* [YOUR OBJECTIVE] Can you restate the records below word for word?

(Raw records)
┌────────
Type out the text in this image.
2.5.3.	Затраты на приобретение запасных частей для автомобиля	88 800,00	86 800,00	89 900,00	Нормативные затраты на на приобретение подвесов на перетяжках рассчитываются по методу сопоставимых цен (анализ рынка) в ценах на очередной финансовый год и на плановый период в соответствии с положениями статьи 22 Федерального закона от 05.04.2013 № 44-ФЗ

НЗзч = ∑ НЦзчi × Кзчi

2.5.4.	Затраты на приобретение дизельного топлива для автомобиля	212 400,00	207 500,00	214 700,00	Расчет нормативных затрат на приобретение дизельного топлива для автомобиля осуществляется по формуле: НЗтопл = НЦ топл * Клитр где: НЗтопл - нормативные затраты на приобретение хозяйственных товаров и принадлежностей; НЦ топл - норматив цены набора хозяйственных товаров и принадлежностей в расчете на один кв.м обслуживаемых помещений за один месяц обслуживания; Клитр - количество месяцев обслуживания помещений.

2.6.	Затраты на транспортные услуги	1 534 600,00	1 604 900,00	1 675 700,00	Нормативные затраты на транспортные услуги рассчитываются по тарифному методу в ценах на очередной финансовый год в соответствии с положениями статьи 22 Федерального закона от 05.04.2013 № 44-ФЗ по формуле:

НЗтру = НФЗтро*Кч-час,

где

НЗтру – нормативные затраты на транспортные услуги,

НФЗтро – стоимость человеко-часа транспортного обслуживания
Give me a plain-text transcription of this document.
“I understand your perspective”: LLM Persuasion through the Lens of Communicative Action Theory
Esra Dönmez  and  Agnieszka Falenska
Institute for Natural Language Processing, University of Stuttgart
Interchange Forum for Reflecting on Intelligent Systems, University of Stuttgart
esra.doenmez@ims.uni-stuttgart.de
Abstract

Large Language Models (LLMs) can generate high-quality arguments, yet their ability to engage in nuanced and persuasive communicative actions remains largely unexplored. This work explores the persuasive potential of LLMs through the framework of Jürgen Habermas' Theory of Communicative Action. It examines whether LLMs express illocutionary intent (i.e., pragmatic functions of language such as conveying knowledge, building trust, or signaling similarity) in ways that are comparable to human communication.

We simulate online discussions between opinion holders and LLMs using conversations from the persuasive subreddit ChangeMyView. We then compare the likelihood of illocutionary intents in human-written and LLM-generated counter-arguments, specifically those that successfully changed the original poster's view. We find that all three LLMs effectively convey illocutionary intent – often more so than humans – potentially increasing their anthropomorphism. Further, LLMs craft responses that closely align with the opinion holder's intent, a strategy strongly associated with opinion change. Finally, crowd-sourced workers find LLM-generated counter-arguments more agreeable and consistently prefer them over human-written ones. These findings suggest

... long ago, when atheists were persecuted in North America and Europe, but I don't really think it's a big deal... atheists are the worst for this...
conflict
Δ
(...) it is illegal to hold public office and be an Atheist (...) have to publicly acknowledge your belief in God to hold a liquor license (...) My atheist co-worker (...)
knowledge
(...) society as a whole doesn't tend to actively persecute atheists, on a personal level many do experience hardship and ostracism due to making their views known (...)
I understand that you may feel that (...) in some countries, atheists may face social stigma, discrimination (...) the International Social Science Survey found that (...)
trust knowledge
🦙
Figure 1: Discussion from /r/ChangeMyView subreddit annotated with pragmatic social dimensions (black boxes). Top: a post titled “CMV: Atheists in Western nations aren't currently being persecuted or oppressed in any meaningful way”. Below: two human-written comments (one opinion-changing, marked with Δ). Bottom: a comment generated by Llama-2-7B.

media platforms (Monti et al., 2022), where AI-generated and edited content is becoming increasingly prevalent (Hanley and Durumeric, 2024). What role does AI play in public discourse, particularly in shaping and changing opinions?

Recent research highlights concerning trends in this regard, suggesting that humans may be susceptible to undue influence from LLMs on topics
└────────
* [SOLUTION]
Type out the text in this image.
2.5.3.	Затраты на приобретение запасных частей для автомобиля	88 800,00	86 800,00	89 900,00	Нормативные затраты на на приобретение подвесов на перетяжках рассчитываются по методу сопоставимых цен (анализ рынка) в ценах на очередной финансовый год и на плановый период в соответствии с положениями статьи 22 Федерального закона от 05.04.2013 № 44-ФЗ

НЗзч = ∑ НЦзчi × Кзчi

2.5.4.	Затраты на приобретение дизельного топлива для автомобиля	212 400,00	207 500,00	214 700,00	Расчет нормативных затрат на приобретение дизельного топлива для автомобиля осуществляется по формуле: НЗтопл = НЦ топл * Клитр где: НЗтопл - нормативные затраты на приобретение хозяйственных товаров и принадлежностей; НЦ топл - норматив цены набора хозяйственных товаров и принадлежностей в расчете на один кв.м обслуживаемых помещений за один месяц обслуживания; Клитр - количество месяцев обслуживания помещений.

2.6.	Затраты на транспортные услуги	1 534 600,00	1 604 900,00	1 675 700,00	Нормативные затраты на транспортные услуги рассчитываются по тарифному методу в ценах на очередной финансовый год в соответствии с положениями статьи 22 Федерального закона от 05.04.2013 № 44-ФЗ по формуле:

НЗтру = НФЗтро*Кч-час,

где

НЗтру – нормативные затраты на транспортные услуги,

НФЗтро – стоимость человеко-часа транспортного обслуживания
Give me a plain-text transcription of this document.
“I understand your perspective”: LLM Persuasion through the Lens of Communicative Action Theory
Esra Dönmez  and  Agnieszka Falenska
Institute for Natural Language Processing, University of Stuttgart
Interchange Forum for Reflecting on Intelligent Systems, University of Stuttgart
esra.doenmez@ims.uni-stuttgart.de
Abstract

Large Language Models (LLMs) can generate high-quality arguments, yet their ability to engage in nuanced and persuasive communicative actions remains largely unexplored. This work explores the persuasive potential of LLMs through the framework of Jürgen Habermas' Theory of Communicative Action. It examines whether LLMs express illocutionary intent (i.e., pragmatic functions of language such as conveying knowledge, building trust, or signaling similarity) in ways that are comparable to human communication.

We simulate online discussions between opinion holders and LLMs using conversations from the persuasive subreddit ChangeMyView. We then compare the likelihood of illocutionary intents in human-written and LLM-generated counter-arguments, specifically those that successfully changed the original poster's view. We find that all three LLMs effectively convey illocutionary intent – often more so than humans – potentially increasing their anthropomorphism. Further, LLMs craft responses that closely align with the opinion holder's intent, a strategy strongly associated with opinion change. Finally, crowd-sourced workers find LLM-generated counter-arguments more agreeable and consistently prefer them over human-written ones. These findings suggest

... long ago, when atheists were persecuted in North America and Europe, but I don't really think it's a big deal... atheists are the worst for this...
conflict
Δ
(...) it is illegal to hold public office and be an Atheist (...) have to publicly acknowledge your belief in God to hold a liquor license (...) My atheist co-worker (...)
knowledge
(...) society as a whole doesn't tend to actively persecute atheists, on a personal level many do experience hardship and ostracism due to making their views known (...)
I understand that you may feel that (...) in some countries, atheists may face social stigma, discrimination (...) the International Social Science Survey found that (...)
trust knowledge
🦙
Figure 1: Discussion from /r/ChangeMyView subreddit annotated with pragmatic social dimensions (black boxes). Top: a post titled “CMV: Atheists in Western nations aren't currently being persecuted or oppressed in any meaningful way”. Below: two human-written comments (one opinion-changing, marked with Δ). Bottom: a comment generated by Llama-2-7B.

media platforms (Monti et al., 2022), where AI-generated and edited content is becoming increasingly prevalent (Hanley and Durumeric, 2024). What role does AI play in public discourse, particularly in shaping and changing opinions?

Recent research highlights concerning trends in this regard, suggesting that humans may be susceptible to undue influence from LLMs on topics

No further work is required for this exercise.